## Begin Extracted records
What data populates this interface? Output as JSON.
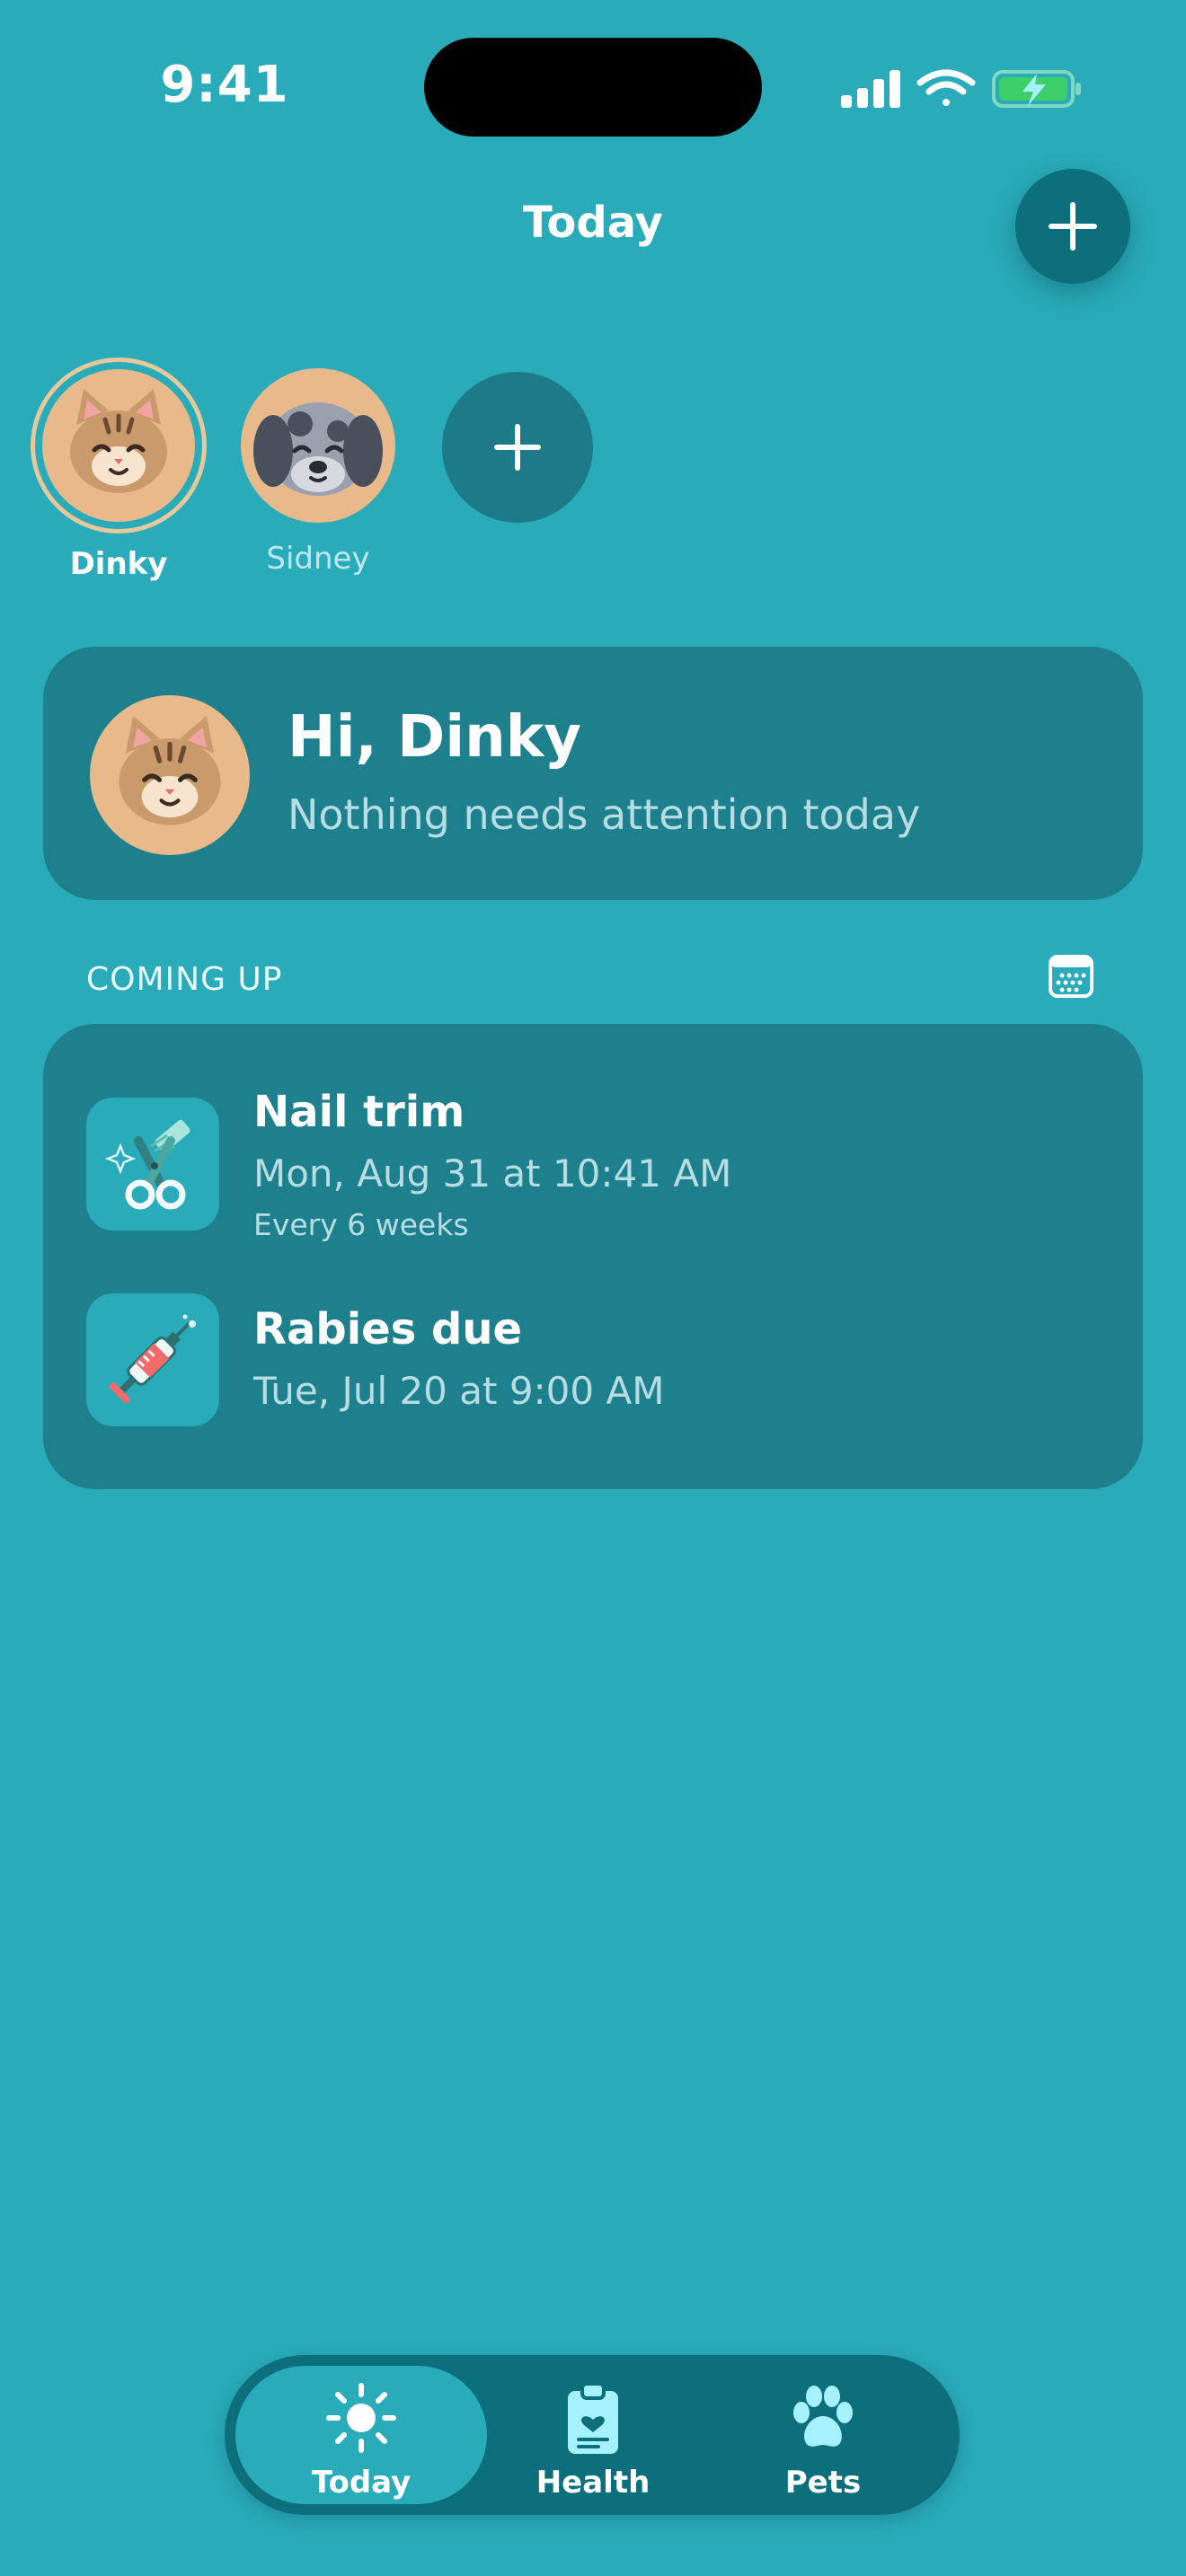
{
  "status_bar": {
    "time": "9:41"
  },
  "header": {
    "title": "Today"
  },
  "pets": [
    {
      "name": "Dinky",
      "selected": true
    },
    {
      "name": "Sidney",
      "selected": false
    }
  ],
  "greeting": {
    "title": "Hi, Dinky",
    "subtitle": "Nothing needs attention today"
  },
  "coming_up": {
    "label": "COMING UP",
    "events": [
      {
        "title": "Nail trim",
        "when": "Mon, Aug 31 at 10:41 AM",
        "repeat": "Every 6 weeks",
        "icon": "grooming-scissors-icon"
      },
      {
        "title": "Rabies due",
        "when": "Tue, Jul 20 at 9:00 AM",
        "icon": "syringe-icon"
      }
    ]
  },
  "tabs": [
    {
      "label": "Today",
      "icon": "sun-icon",
      "active": true
    },
    {
      "label": "Health",
      "icon": "clipboard-icon",
      "active": false
    },
    {
      "label": "Pets",
      "icon": "paw-icon",
      "active": false
    }
  ],
  "colors": {
    "background": "#2aabb9",
    "card": "#1f808d",
    "accent_dark": "#0d6e7c",
    "ring": "#e6c89a"
  }
}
## End Extracted records
* [Given exercise]: Can you retype every record above exactly, leaving out the pictures?

* [Exercise output]:
What data populates this interface? Output as JSON.
{
  "status_bar": {
    "time": "9:41"
  },
  "header": {
    "title": "Today"
  },
  "pets": [
    {
      "name": "Dinky",
      "selected": true
    },
    {
      "name": "Sidney",
      "selected": false
    }
  ],
  "greeting": {
    "title": "Hi, Dinky",
    "subtitle": "Nothing needs attention today"
  },
  "coming_up": {
    "label": "COMING UP",
    "events": [
      {
        "title": "Nail trim",
        "when": "Mon, Aug 31 at 10:41 AM",
        "repeat": "Every 6 weeks",
        "icon": "grooming-scissors-icon"
      },
      {
        "title": "Rabies due",
        "when": "Tue, Jul 20 at 9:00 AM",
        "icon": "syringe-icon"
      }
    ]
  },
  "tabs": [
    {
      "label": "Today",
      "icon": "sun-icon",
      "active": true
    },
    {
      "label": "Health",
      "icon": "clipboard-icon",
      "active": false
    },
    {
      "label": "Pets",
      "icon": "paw-icon",
      "active": false
    }
  ],
  "colors": {
    "background": "#2aabb9",
    "card": "#1f808d",
    "accent_dark": "#0d6e7c",
    "ring": "#e6c89a"
  }
}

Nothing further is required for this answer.